[Saved data entries]
----

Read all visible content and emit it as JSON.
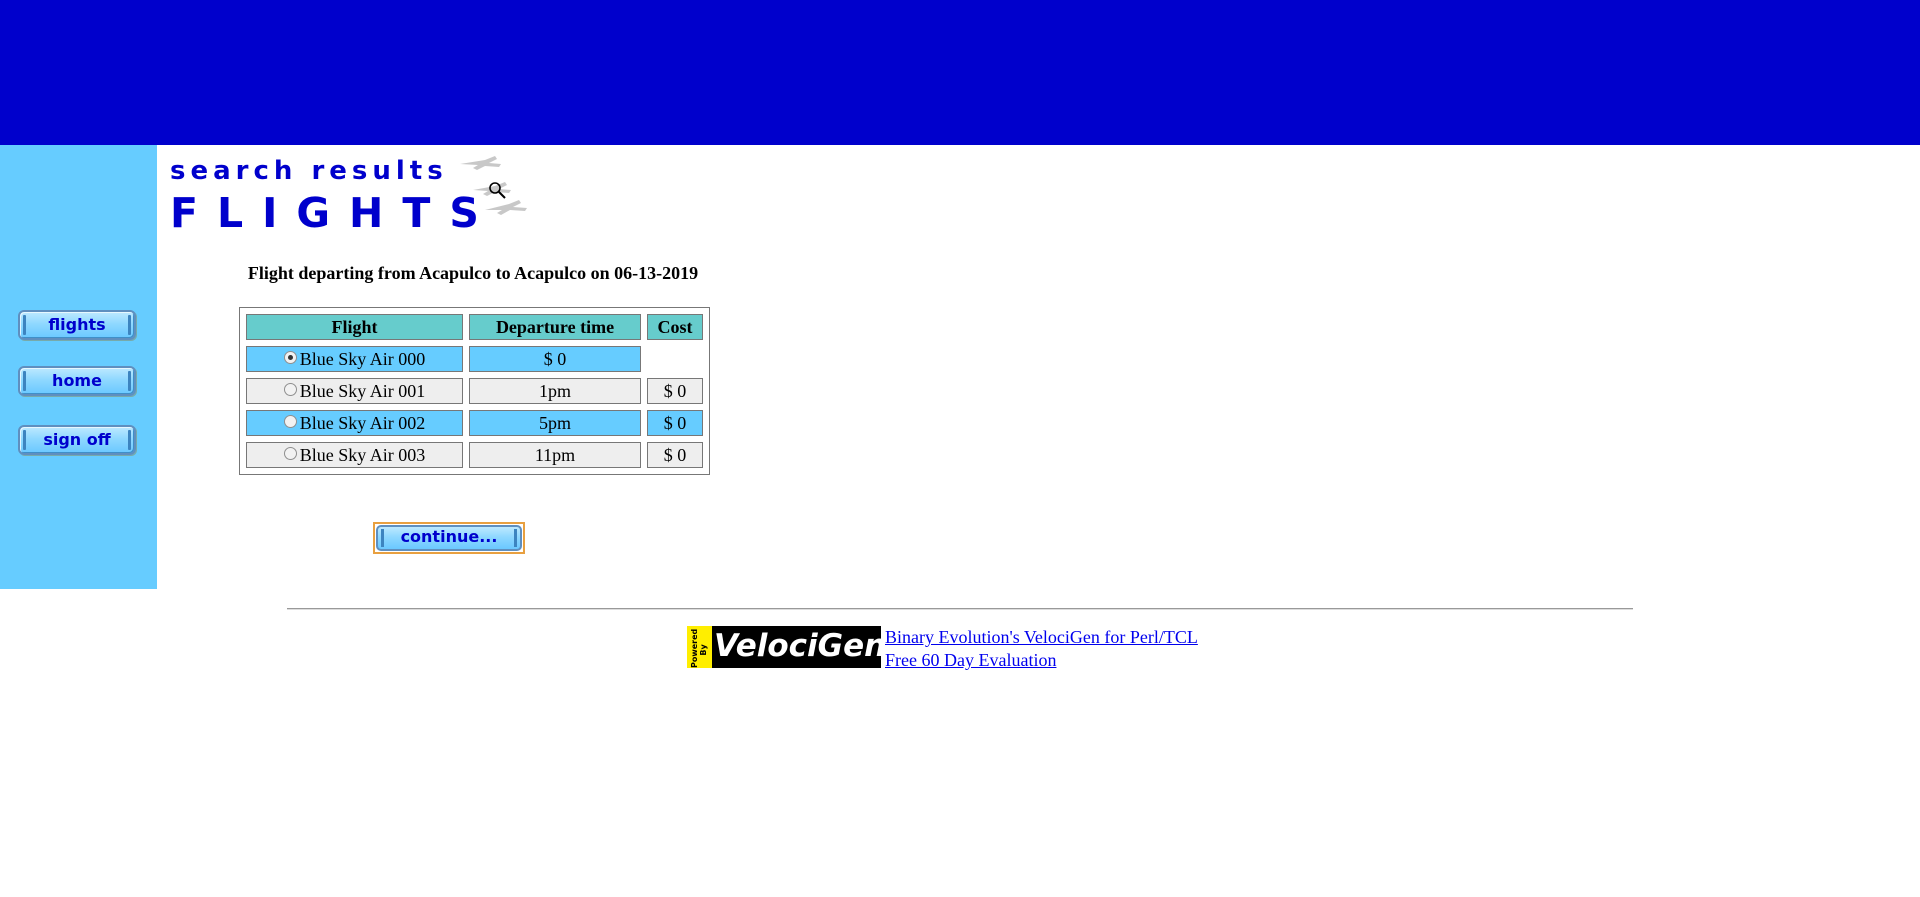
{
  "colors": {
    "top_bar": "#0000cc",
    "sidebar": "#66ccff",
    "header_cell": "#66cccc",
    "row_highlight": "#66ccff",
    "row_plain": "#eeeeee",
    "link": "#0000ee"
  },
  "sidebar": {
    "items": [
      {
        "label": "flights"
      },
      {
        "label": "home"
      },
      {
        "label": "sign off"
      }
    ]
  },
  "heading": {
    "subtitle": "search results",
    "title": "FLIGHTS",
    "icon": "planes-magnifier-icon"
  },
  "results": {
    "caption": "Flight departing from Acapulco to Acapulco on 06-13-2019",
    "columns": [
      "Flight",
      "Departure time",
      "Cost"
    ],
    "rows": [
      {
        "flight": "Blue Sky Air 000",
        "departure": "$ 0",
        "cost": "",
        "selected": true,
        "highlight": true
      },
      {
        "flight": "Blue Sky Air 001",
        "departure": "1pm",
        "cost": "$ 0",
        "selected": false,
        "highlight": false
      },
      {
        "flight": "Blue Sky Air 002",
        "departure": "5pm",
        "cost": "$ 0",
        "selected": false,
        "highlight": true
      },
      {
        "flight": "Blue Sky Air 003",
        "departure": "11pm",
        "cost": "$ 0",
        "selected": false,
        "highlight": false
      }
    ],
    "continue_label": "continue..."
  },
  "footer": {
    "logo": {
      "badge": "Powered By",
      "word": "VelociGen!"
    },
    "link1": "Binary Evolution's VelociGen for Perl/TCL",
    "link2": "Free 60 Day Evaluation"
  }
}
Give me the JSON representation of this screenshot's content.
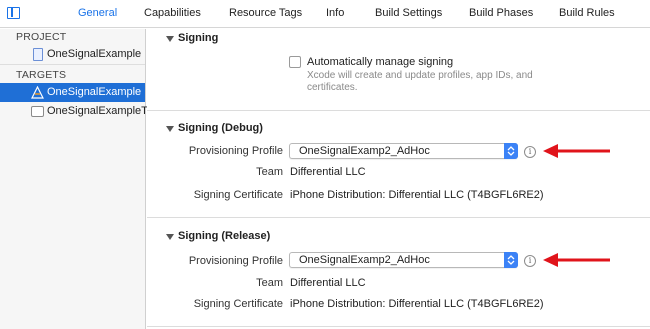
{
  "tabs": [
    {
      "label": "General",
      "active": true
    },
    {
      "label": "Capabilities",
      "active": false
    },
    {
      "label": "Resource Tags",
      "active": false
    },
    {
      "label": "Info",
      "active": false
    },
    {
      "label": "Build Settings",
      "active": false
    },
    {
      "label": "Build Phases",
      "active": false
    },
    {
      "label": "Build Rules",
      "active": false
    }
  ],
  "sidebar": {
    "project_header": "PROJECT",
    "project_item": "OneSignalExample",
    "targets_header": "TARGETS",
    "targets": [
      {
        "label": "OneSignalExample",
        "selected": true,
        "icon": "app-target-icon"
      },
      {
        "label": "OneSignalExampleT...",
        "selected": false,
        "icon": "test-target-icon"
      }
    ]
  },
  "signing": {
    "title": "Signing",
    "auto_label": "Automatically manage signing",
    "auto_checked": false,
    "auto_hint": "Xcode will create and update profiles, app IDs, and certificates."
  },
  "debug": {
    "title": "Signing (Debug)",
    "profile_label": "Provisioning Profile",
    "profile_value": "OneSignalExamp2_AdHoc",
    "team_label": "Team",
    "team_value": "Differential LLC",
    "cert_label": "Signing Certificate",
    "cert_value": "iPhone Distribution: Differential LLC (T4BGFL6RE2)"
  },
  "release": {
    "title": "Signing (Release)",
    "profile_label": "Provisioning Profile",
    "profile_value": "OneSignalExamp2_AdHoc",
    "team_label": "Team",
    "team_value": "Differential LLC",
    "cert_label": "Signing Certificate",
    "cert_value": "iPhone Distribution: Differential LLC (T4BGFL6RE2)"
  },
  "colors": {
    "accent": "#1a73e8",
    "selection": "#1f6fd6",
    "annotation_arrow": "#e0141b"
  }
}
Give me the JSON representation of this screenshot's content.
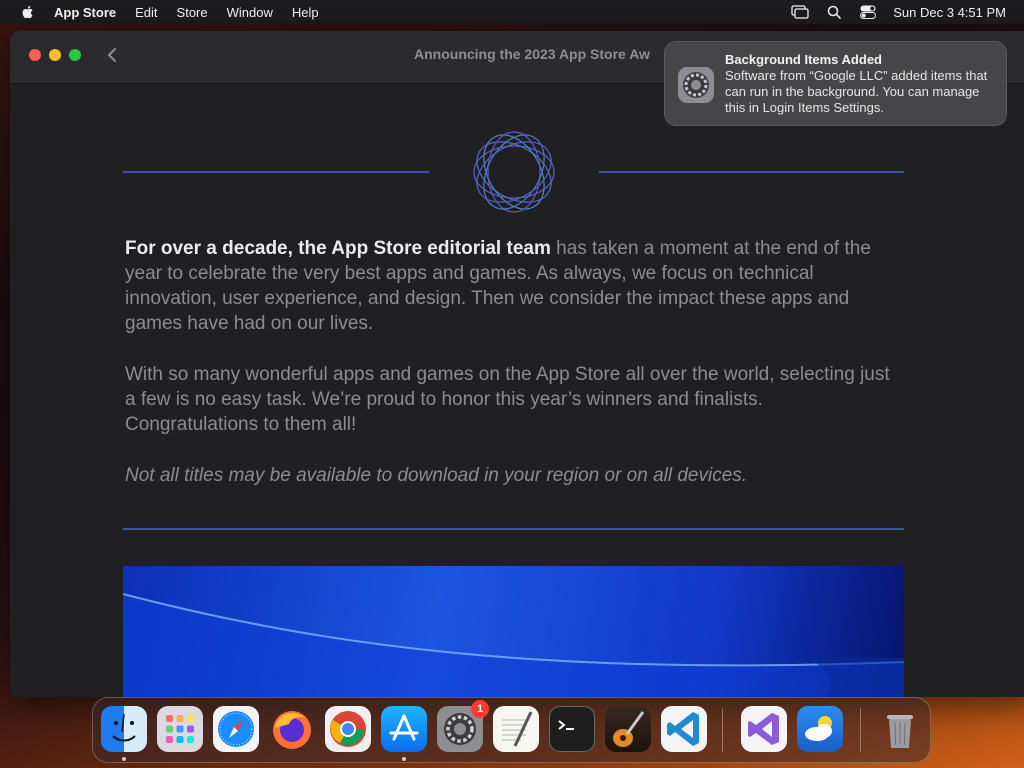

----

* _Your instructions_
Transcribe the material exactly, and leave out whatever pictures it holds.

* _Written solution_
Read all visible content and emit it as JSON.
{
  "colors": {
    "top_bar": "#0000cc",
    "sidebar": "#66ccff",
    "header_cell": "#66cccc",
    "row_highlight": "#66ccff",
    "row_plain": "#eeeeee",
    "link": "#0000ee"
  },
  "sidebar": {
    "items": [
      {
        "label": "flights"
      },
      {
        "label": "home"
      },
      {
        "label": "sign off"
      }
    ]
  },
  "heading": {
    "subtitle": "search results",
    "title": "FLIGHTS",
    "icon": "planes-magnifier-icon"
  },
  "results": {
    "caption": "Flight departing from Acapulco to Acapulco on 06-13-2019",
    "columns": [
      "Flight",
      "Departure time",
      "Cost"
    ],
    "rows": [
      {
        "flight": "Blue Sky Air 000",
        "departure": "$ 0",
        "cost": "",
        "selected": true,
        "highlight": true
      },
      {
        "flight": "Blue Sky Air 001",
        "departure": "1pm",
        "cost": "$ 0",
        "selected": false,
        "highlight": false
      },
      {
        "flight": "Blue Sky Air 002",
        "departure": "5pm",
        "cost": "$ 0",
        "selected": false,
        "highlight": true
      },
      {
        "flight": "Blue Sky Air 003",
        "departure": "11pm",
        "cost": "$ 0",
        "selected": false,
        "highlight": false
      }
    ],
    "continue_label": "continue..."
  },
  "footer": {
    "logo": {
      "badge": "Powered By",
      "word": "VelociGen!"
    },
    "link1": "Binary Evolution's VelociGen for Perl/TCL",
    "link2": "Free 60 Day Evaluation"
  }
}
Give me the JSON representation of this screenshot's content.
{
  "tabs": [
    {
      "label": "General",
      "active": true
    },
    {
      "label": "Capabilities",
      "active": false
    },
    {
      "label": "Resource Tags",
      "active": false
    },
    {
      "label": "Info",
      "active": false
    },
    {
      "label": "Build Settings",
      "active": false
    },
    {
      "label": "Build Phases",
      "active": false
    },
    {
      "label": "Build Rules",
      "active": false
    }
  ],
  "sidebar": {
    "project_header": "PROJECT",
    "project_item": "OneSignalExample",
    "targets_header": "TARGETS",
    "targets": [
      {
        "label": "OneSignalExample",
        "selected": true,
        "icon": "app-target-icon"
      },
      {
        "label": "OneSignalExampleT...",
        "selected": false,
        "icon": "test-target-icon"
      }
    ]
  },
  "signing": {
    "title": "Signing",
    "auto_label": "Automatically manage signing",
    "auto_checked": false,
    "auto_hint": "Xcode will create and update profiles, app IDs, and certificates."
  },
  "debug": {
    "title": "Signing (Debug)",
    "profile_label": "Provisioning Profile",
    "profile_value": "OneSignalExamp2_AdHoc",
    "team_label": "Team",
    "team_value": "Differential LLC",
    "cert_label": "Signing Certificate",
    "cert_value": "iPhone Distribution: Differential LLC (T4BGFL6RE2)"
  },
  "release": {
    "title": "Signing (Release)",
    "profile_label": "Provisioning Profile",
    "profile_value": "OneSignalExamp2_AdHoc",
    "team_label": "Team",
    "team_value": "Differential LLC",
    "cert_label": "Signing Certificate",
    "cert_value": "iPhone Distribution: Differential LLC (T4BGFL6RE2)"
  },
  "colors": {
    "accent": "#1a73e8",
    "selection": "#1f6fd6",
    "annotation_arrow": "#e0141b"
  }
}
Give me the JSON representation of this screenshot's content.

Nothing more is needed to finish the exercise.